- **PROBLEM DESCRIPTION**
All of the data should be output character for character, except the pictures.

### TASK INPUTS ###

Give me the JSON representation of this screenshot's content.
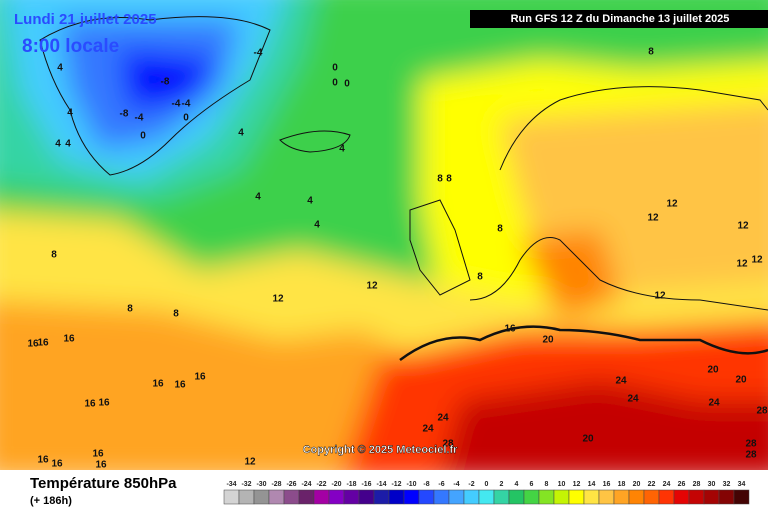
{
  "header": {
    "date": "Lundi 21 juillet 2025",
    "time": "8:00 locale",
    "run": "Run GFS 12 Z du Dimanche 13 juillet 2025"
  },
  "copyright": "Copyright © 2025 Meteociel.fr",
  "footer": {
    "title": "Température 850hPa",
    "lead": "(+ 186h)"
  },
  "scale": {
    "labels": [
      -34,
      -32,
      -30,
      -28,
      -26,
      -24,
      -22,
      -20,
      -18,
      -16,
      -14,
      -12,
      -10,
      -8,
      -6,
      -4,
      -2,
      0,
      2,
      4,
      6,
      8,
      10,
      12,
      14,
      16,
      18,
      20,
      22,
      24,
      26,
      28,
      30,
      32,
      34
    ],
    "colors": [
      "#d4d4d4",
      "#b4b4b4",
      "#949494",
      "#b088b0",
      "#8c4c8c",
      "#6a226a",
      "#a400a4",
      "#8400c4",
      "#6400a4",
      "#44008c",
      "#1c1ca8",
      "#0000c8",
      "#0000ff",
      "#2448ff",
      "#3478ff",
      "#44a4ff",
      "#44ccff",
      "#44e8f0",
      "#34d4a4",
      "#24c464",
      "#44d444",
      "#84e424",
      "#c4f404",
      "#ffff00",
      "#ffe444",
      "#ffc444",
      "#ffa424",
      "#ff8404",
      "#ff6404",
      "#ff3404",
      "#e40404",
      "#c40404",
      "#a40404",
      "#840404",
      "#440404"
    ]
  },
  "map": {
    "contour_labels": [
      4,
      -4,
      -8,
      -4,
      -4,
      -8,
      -4,
      0,
      0,
      4,
      4,
      4,
      4,
      4,
      0,
      0,
      0,
      4,
      4,
      4,
      8,
      8,
      8,
      8,
      8,
      8,
      8,
      8,
      12,
      12,
      12,
      12,
      12,
      12,
      12,
      12,
      12,
      16,
      16,
      16,
      16,
      16,
      16,
      16,
      16,
      16,
      16,
      16,
      16,
      16,
      20,
      20,
      20,
      20,
      24,
      24,
      24,
      24,
      24,
      28,
      28,
      28,
      28
    ]
  }
}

###

- **CORRECT ANSWER**
Give me the JSON representation of this screenshot's content.
{
  "header": {
    "date": "Lundi 21 juillet 2025",
    "time": "8:00 locale",
    "run": "Run GFS 12 Z du Dimanche 13 juillet 2025"
  },
  "copyright": "Copyright © 2025 Meteociel.fr",
  "footer": {
    "title": "Température 850hPa",
    "lead": "(+ 186h)"
  },
  "scale": {
    "labels": [
      -34,
      -32,
      -30,
      -28,
      -26,
      -24,
      -22,
      -20,
      -18,
      -16,
      -14,
      -12,
      -10,
      -8,
      -6,
      -4,
      -2,
      0,
      2,
      4,
      6,
      8,
      10,
      12,
      14,
      16,
      18,
      20,
      22,
      24,
      26,
      28,
      30,
      32,
      34
    ],
    "colors": [
      "#d4d4d4",
      "#b4b4b4",
      "#949494",
      "#b088b0",
      "#8c4c8c",
      "#6a226a",
      "#a400a4",
      "#8400c4",
      "#6400a4",
      "#44008c",
      "#1c1ca8",
      "#0000c8",
      "#0000ff",
      "#2448ff",
      "#3478ff",
      "#44a4ff",
      "#44ccff",
      "#44e8f0",
      "#34d4a4",
      "#24c464",
      "#44d444",
      "#84e424",
      "#c4f404",
      "#ffff00",
      "#ffe444",
      "#ffc444",
      "#ffa424",
      "#ff8404",
      "#ff6404",
      "#ff3404",
      "#e40404",
      "#c40404",
      "#a40404",
      "#840404",
      "#440404"
    ]
  },
  "map": {
    "contour_labels": [
      4,
      -4,
      -8,
      -4,
      -4,
      -8,
      -4,
      0,
      0,
      4,
      4,
      4,
      4,
      4,
      0,
      0,
      0,
      4,
      4,
      4,
      8,
      8,
      8,
      8,
      8,
      8,
      8,
      8,
      12,
      12,
      12,
      12,
      12,
      12,
      12,
      12,
      12,
      16,
      16,
      16,
      16,
      16,
      16,
      16,
      16,
      16,
      16,
      16,
      16,
      16,
      20,
      20,
      20,
      20,
      24,
      24,
      24,
      24,
      24,
      28,
      28,
      28,
      28
    ]
  }
}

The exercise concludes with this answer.